WRITTEN PROBLEM
Keep the wording of each record exactly the same when you repeat it, and leave out pictures.

INFORMATION GIVEN
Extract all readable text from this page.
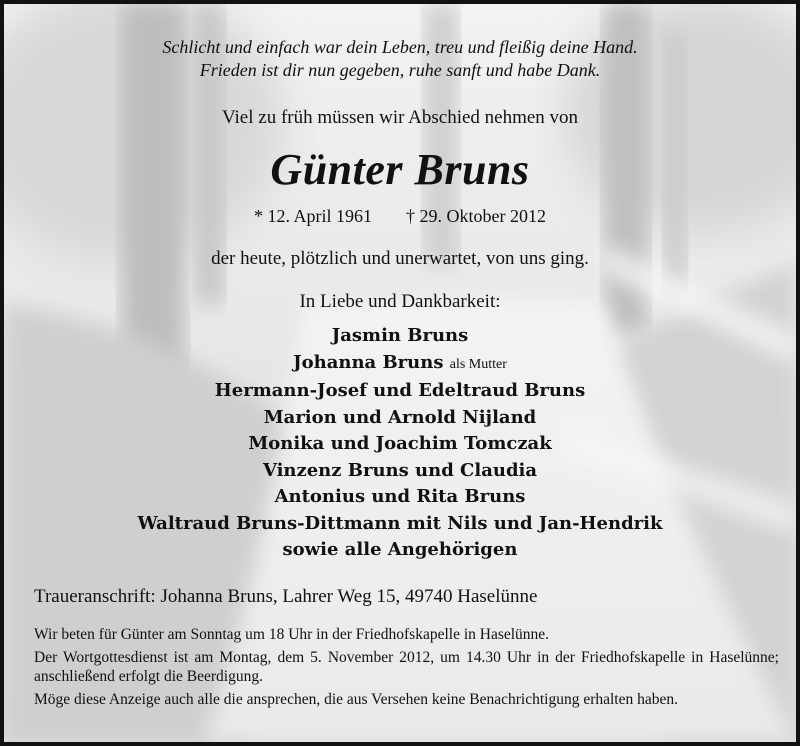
Schlicht und einfach war dein Leben, treu und fleißig deine Hand.
Frieden ist dir nun gegeben, ruhe sanft und habe Dank.
Viel zu früh müssen wir Abschied nehmen von
Günter Bruns
* 12. April 1961 † 29. Oktober 2012
der heute, plötzlich und unerwartet, von uns ging.
In Liebe und Dankbarkeit:
Jasmin Bruns
Johanna Bruns als Mutter
Hermann-Josef und Edeltraud Bruns
Marion und Arnold Nijland
Monika und Joachim Tomczak
Vinzenz Bruns und Claudia
Antonius und Rita Bruns
Waltraud Bruns-Dittmann mit Nils und Jan-Hendrik
sowie alle Angehörigen
Traueranschrift: Johanna Bruns, Lahrer Weg 15, 49740 Haselünne

Wir beten für Günter am Sonntag um 18 Uhr in der Friedhofskapelle in Haselünne.

Der Wortgottesdienst ist am Montag, dem 5. November 2012, um 14.30 Uhr in der Friedhofskapelle in Haselünne; anschließend erfolgt die Beerdigung.

Möge diese Anzeige auch alle die ansprechen, die aus Versehen keine Benachrichtigung erhalten haben.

OUTPUT OF THE EXERCISE
Extract all readable text from this page.
Schlicht und einfach war dein Leben, treu und fleißig deine Hand.
Frieden ist dir nun gegeben, ruhe sanft und habe Dank.
Viel zu früh müssen wir Abschied nehmen von
Günter Bruns
* 12. April 1961 † 29. Oktober 2012
der heute, plötzlich und unerwartet, von uns ging.
In Liebe und Dankbarkeit:
Jasmin Bruns
Johanna Bruns als Mutter
Hermann-Josef und Edeltraud Bruns
Marion und Arnold Nijland
Monika und Joachim Tomczak
Vinzenz Bruns und Claudia
Antonius und Rita Bruns
Waltraud Bruns-Dittmann mit Nils und Jan-Hendrik
sowie alle Angehörigen
Traueranschrift: Johanna Bruns, Lahrer Weg 15, 49740 Haselünne

Wir beten für Günter am Sonntag um 18 Uhr in der Friedhofskapelle in Haselünne.

Der Wortgottesdienst ist am Montag, dem 5. November 2012, um 14.30 Uhr in der Friedhofskapelle in Haselünne; anschließend erfolgt die Beerdigung.

Möge diese Anzeige auch alle die ansprechen, die aus Versehen keine Benachrichtigung erhalten haben.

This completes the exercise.